ВЫБРАННЫЙ ФРАГМЕНТ:
---+---
НА СТРАНИЦУ «НАУЧНЫЕ ТРУДЫ В.В. КАВЕЛЬМАХЕРА»
В.В. Кавельмахер
ФРАГМЕНТ ПАМЯТНОЙ ПЛИТЫ ПЕРВОЙ ПОЛОВИНЫ XVII ВЕКА
ИЗ ИОСИФО-ВОЛОКОЛАМСКОГО МОНАСТЫРЯ
Источник: Кавельмахер В.В. Фрагмент памятной плиты первой половины xvii века из Иосифо-Волоколамского монастыря. В кн.: Материалы научно-практической конференции. Архитектурный ансамбль Иосифо-Волоколамского монастыря. Проблемы изучения, реставрации и музеефикации. 30-31 октября 1986 г. М., 1989. С. 30-37. Все права сохранены.
Сканирование, форматирование и размещение электронной версии материала в открытом доступе произведено С.В.Заграевским в 2007 г. Все права сохранены.
В конце 60-х гг. нашего века при реставрационных работах в Иосифо-Волоколамском монастыре, вблизи Успенского собора, был найден обломок украшенной жгутовидным орнаментом могильной плиты с фрагментарно сохранившейся надписью:
«ЛЕТА 5 (клеймо) (Ц» ...........
ИЮНЯ В «А» ДНЬ НА ПАМЯТ ..........
ПРОРОКА УСТИНА ФИЛ ...............
В ВЕЛИКОМ НОВЕГРАДЕ В Е)Г) .......
СКОМ МОНАСТЫРЕ ПРЕСТ .............
..Б...............................»
Надпись выполнена в трехгранновыемчатой технике, красивой четкой вязью. По орнаменту и палеографическим особенностям надписи плита может быть датирована началом – первой половиной XVI в. Поставленная на плите дата смерти неизвестного нам лица из-за ее неполноты может быть условно раскрыта как «между 1393–1492 гг.» Монастырь в Великом Новгороде, где это лицо умерло, – вероятно, Егорьевский или Юрьев монастырь, других монастырей в древнем Новгороде, начинающихся с «Ег...», нам обнаружить не удалось. В реконструированном виде сохранившаяся часть текста может быть прочината следующим образом:
«ЛЕТА ШЕСТЬ ТЫСЯЧ (ДЕВЯТЬСОТ) ...ГО) ИЮНЯ В ПЕРВЫЙ ДЕНЬ НА ПАМЯТ)Ь СВЯТОГО) ПРОРОКА УСТИНА ФИЛ)ОСОФА) В ВЕЛИКОМ НОВЕГРАДЕ В Е)ГОРЬЕВ) СКОМ МОНАСТЫРЕ ПРЕСТ)АВИСЯ) (РА)Б)БОЖИЙ) ........................»
---+---
ПРЕДОСТАВЛЕННЫЕ МАТЕРИАЛЫ:

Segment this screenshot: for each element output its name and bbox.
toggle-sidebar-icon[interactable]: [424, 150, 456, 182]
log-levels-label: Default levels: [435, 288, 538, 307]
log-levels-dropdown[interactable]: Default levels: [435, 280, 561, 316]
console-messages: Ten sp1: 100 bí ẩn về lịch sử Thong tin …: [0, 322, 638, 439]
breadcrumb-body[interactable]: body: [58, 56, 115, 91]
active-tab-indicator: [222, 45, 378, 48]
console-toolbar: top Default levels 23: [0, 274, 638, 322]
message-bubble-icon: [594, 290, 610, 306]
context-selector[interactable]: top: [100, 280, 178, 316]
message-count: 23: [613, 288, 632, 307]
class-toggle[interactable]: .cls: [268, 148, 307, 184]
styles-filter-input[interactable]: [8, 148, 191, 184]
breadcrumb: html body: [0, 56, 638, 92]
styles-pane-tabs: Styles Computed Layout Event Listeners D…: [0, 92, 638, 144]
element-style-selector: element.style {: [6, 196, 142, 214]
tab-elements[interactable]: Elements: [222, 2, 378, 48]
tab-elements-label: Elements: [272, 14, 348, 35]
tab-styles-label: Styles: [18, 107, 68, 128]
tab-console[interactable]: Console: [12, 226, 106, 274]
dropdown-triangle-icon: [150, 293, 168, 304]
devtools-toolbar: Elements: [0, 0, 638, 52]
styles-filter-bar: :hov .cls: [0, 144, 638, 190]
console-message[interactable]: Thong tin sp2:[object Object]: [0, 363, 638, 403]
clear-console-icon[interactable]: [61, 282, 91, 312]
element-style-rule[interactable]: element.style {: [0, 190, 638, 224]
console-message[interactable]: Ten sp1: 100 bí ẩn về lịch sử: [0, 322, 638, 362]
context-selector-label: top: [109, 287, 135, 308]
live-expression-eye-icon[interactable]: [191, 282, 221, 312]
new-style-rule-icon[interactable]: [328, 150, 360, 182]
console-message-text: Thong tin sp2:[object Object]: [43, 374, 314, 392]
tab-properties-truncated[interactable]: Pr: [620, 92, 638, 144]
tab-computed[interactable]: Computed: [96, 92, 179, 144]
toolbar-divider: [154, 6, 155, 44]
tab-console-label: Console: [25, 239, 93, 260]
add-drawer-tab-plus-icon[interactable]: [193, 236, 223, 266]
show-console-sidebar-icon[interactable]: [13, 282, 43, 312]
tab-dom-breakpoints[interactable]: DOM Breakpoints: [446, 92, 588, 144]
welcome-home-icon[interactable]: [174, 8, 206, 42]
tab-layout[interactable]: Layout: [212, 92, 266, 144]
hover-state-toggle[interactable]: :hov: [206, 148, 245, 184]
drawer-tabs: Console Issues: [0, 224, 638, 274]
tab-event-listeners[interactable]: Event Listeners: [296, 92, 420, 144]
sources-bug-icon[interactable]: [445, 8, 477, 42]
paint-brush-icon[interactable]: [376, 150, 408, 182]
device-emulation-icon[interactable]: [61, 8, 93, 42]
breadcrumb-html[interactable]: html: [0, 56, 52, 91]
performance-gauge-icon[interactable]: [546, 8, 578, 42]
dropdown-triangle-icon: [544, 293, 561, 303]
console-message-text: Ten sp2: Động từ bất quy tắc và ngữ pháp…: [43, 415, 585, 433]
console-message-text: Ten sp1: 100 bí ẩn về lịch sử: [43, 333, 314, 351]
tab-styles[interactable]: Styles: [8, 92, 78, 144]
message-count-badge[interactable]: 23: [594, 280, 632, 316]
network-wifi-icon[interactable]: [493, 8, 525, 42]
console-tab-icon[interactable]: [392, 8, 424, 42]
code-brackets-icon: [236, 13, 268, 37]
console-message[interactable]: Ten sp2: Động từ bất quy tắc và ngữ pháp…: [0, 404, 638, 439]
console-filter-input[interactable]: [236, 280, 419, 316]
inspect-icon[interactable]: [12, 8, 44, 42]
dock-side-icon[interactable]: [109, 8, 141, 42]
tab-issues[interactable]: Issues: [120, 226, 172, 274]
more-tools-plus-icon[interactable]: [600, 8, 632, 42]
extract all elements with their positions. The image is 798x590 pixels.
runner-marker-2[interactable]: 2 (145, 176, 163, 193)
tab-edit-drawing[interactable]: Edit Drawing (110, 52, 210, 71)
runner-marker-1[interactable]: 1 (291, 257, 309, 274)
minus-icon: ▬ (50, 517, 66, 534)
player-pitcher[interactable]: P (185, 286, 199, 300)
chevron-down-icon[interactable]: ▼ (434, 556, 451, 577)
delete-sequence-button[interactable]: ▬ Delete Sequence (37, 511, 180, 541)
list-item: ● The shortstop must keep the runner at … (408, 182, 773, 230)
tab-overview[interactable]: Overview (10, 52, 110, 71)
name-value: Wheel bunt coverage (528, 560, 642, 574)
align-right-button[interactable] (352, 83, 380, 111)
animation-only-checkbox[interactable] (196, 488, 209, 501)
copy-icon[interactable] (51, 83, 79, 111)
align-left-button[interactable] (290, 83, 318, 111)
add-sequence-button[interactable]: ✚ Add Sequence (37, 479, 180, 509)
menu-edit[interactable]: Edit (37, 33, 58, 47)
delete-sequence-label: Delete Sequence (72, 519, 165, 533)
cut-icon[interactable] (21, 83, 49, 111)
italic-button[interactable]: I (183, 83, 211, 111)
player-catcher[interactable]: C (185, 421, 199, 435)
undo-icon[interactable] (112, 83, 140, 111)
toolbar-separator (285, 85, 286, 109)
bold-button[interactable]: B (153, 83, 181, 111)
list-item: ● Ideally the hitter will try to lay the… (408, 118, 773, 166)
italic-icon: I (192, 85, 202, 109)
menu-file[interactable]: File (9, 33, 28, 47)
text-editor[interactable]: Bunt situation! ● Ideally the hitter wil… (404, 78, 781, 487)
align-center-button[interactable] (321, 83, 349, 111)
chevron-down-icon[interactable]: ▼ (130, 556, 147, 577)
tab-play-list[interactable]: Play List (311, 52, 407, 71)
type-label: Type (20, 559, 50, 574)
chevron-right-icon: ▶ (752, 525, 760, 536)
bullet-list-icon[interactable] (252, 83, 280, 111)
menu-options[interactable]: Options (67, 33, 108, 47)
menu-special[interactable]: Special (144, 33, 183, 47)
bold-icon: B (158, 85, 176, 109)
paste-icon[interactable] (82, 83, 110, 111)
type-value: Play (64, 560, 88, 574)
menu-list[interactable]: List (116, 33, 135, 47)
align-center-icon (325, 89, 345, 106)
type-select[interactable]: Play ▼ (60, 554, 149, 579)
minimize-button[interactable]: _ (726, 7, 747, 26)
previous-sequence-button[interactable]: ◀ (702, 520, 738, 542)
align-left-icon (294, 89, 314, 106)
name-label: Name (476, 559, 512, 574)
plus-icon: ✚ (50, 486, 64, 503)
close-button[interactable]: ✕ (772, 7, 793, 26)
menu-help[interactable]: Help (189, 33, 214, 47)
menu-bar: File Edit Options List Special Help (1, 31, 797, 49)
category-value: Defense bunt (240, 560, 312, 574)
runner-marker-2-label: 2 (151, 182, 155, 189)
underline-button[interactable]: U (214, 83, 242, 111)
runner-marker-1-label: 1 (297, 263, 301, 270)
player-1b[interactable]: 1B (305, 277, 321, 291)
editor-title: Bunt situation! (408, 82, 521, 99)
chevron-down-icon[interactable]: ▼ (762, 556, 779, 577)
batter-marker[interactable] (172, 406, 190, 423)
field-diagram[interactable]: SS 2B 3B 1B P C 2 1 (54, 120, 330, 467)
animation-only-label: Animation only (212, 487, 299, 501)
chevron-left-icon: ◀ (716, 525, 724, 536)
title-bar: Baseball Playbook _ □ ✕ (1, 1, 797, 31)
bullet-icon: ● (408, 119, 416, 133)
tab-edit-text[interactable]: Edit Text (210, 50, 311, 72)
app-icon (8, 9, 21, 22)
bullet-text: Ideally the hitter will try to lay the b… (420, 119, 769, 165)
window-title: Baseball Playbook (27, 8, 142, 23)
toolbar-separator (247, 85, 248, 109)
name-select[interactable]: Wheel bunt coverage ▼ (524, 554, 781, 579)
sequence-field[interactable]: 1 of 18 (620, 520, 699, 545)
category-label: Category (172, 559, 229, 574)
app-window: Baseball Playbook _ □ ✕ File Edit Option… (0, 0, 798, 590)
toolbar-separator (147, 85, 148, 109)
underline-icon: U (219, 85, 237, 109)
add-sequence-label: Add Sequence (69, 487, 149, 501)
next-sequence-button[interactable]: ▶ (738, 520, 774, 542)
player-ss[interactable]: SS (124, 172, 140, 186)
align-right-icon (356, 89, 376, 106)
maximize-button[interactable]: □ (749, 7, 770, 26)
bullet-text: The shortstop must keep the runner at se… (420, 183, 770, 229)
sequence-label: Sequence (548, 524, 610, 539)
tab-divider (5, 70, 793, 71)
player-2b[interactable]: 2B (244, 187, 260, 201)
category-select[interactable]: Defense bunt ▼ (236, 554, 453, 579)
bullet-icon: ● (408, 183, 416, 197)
---+---
УСЛОВИЕ ЗАДАЧИ: Пожалуйста, назовите технику, в которой выполнена надпись на плите, по статье о фрагменте памятной плиты из Иосифо-Волоколамского монастыря. Эти материалы здесь не понадобятся.

ОТВЕТ К ЗАДАНИЮ: Надпись выполнена в трехгранновыемчатой технике.